Task objective »
Take the lines from the one containing "Convert this screenshot" through the final line below and restate them exactly. Omit the pictures.

Excerpted data »
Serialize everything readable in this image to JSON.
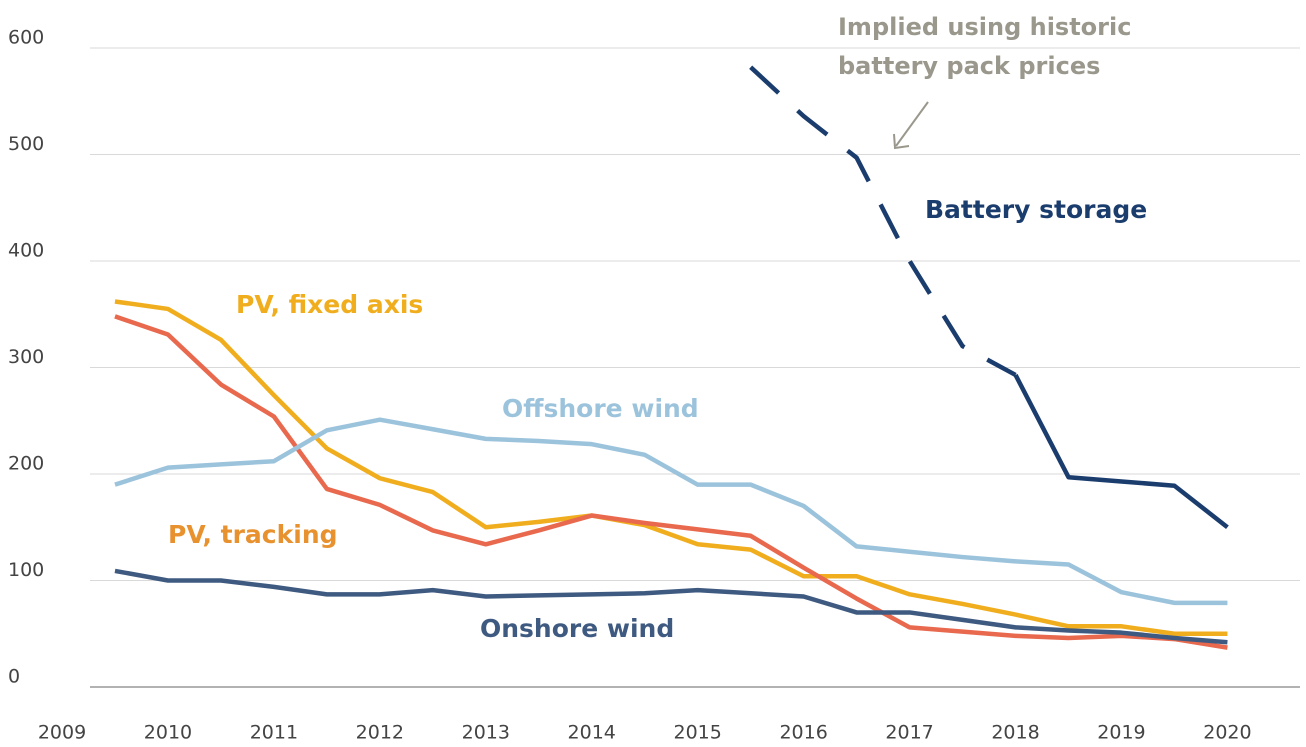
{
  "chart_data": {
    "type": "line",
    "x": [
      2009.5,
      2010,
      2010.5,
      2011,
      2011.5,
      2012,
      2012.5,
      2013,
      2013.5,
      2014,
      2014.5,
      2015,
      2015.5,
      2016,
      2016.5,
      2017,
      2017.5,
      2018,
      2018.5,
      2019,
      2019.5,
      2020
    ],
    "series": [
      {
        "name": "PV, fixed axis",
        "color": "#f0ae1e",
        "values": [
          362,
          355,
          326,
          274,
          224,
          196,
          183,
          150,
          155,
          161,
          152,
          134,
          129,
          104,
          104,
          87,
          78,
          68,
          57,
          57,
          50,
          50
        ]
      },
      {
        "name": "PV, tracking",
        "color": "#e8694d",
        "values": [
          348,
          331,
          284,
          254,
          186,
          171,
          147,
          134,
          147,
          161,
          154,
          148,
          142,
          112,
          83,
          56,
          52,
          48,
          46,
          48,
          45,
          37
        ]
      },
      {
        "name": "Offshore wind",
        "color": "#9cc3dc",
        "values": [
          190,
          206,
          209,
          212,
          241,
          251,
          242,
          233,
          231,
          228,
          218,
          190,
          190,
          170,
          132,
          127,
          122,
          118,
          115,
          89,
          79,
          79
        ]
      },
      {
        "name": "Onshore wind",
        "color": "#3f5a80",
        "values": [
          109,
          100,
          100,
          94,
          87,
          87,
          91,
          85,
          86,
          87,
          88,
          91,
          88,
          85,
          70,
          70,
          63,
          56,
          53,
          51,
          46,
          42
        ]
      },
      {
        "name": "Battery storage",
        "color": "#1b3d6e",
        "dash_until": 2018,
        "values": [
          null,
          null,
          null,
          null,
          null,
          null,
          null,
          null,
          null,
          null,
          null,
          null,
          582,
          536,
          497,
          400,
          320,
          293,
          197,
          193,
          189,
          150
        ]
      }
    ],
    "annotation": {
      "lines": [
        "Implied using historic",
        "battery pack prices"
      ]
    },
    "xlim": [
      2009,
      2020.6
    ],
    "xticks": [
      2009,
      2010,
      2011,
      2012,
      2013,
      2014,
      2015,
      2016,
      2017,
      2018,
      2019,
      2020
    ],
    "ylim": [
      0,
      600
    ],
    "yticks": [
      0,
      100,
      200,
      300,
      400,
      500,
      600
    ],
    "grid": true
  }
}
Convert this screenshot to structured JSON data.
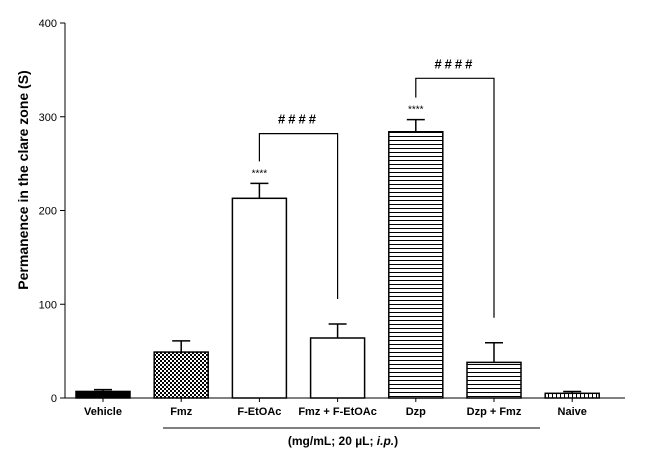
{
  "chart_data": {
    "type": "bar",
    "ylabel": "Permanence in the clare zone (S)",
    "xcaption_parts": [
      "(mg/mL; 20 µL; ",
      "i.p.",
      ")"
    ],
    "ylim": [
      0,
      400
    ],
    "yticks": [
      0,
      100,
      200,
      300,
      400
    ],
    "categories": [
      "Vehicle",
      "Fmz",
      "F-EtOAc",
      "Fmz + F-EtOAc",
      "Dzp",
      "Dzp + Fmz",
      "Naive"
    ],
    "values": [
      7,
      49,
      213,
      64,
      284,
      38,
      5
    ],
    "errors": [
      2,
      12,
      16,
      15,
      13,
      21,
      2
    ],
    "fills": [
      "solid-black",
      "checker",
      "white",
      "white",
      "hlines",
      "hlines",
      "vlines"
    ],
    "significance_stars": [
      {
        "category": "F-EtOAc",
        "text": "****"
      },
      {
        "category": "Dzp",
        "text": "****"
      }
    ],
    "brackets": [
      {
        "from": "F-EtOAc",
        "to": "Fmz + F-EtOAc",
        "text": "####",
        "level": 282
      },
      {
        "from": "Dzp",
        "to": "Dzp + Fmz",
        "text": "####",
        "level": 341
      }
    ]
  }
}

Written solution »
Convert this screenshot to structured JSON data.
{
  "chart_data": {
    "type": "bar",
    "ylabel": "Permanence in the clare zone (S)",
    "xcaption_parts": [
      "(mg/mL; 20 µL; ",
      "i.p.",
      ")"
    ],
    "ylim": [
      0,
      400
    ],
    "yticks": [
      0,
      100,
      200,
      300,
      400
    ],
    "categories": [
      "Vehicle",
      "Fmz",
      "F-EtOAc",
      "Fmz + F-EtOAc",
      "Dzp",
      "Dzp + Fmz",
      "Naive"
    ],
    "values": [
      7,
      49,
      213,
      64,
      284,
      38,
      5
    ],
    "errors": [
      2,
      12,
      16,
      15,
      13,
      21,
      2
    ],
    "fills": [
      "solid-black",
      "checker",
      "white",
      "white",
      "hlines",
      "hlines",
      "vlines"
    ],
    "significance_stars": [
      {
        "category": "F-EtOAc",
        "text": "****"
      },
      {
        "category": "Dzp",
        "text": "****"
      }
    ],
    "brackets": [
      {
        "from": "F-EtOAc",
        "to": "Fmz + F-EtOAc",
        "text": "####",
        "level": 282
      },
      {
        "from": "Dzp",
        "to": "Dzp + Fmz",
        "text": "####",
        "level": 341
      }
    ]
  }
}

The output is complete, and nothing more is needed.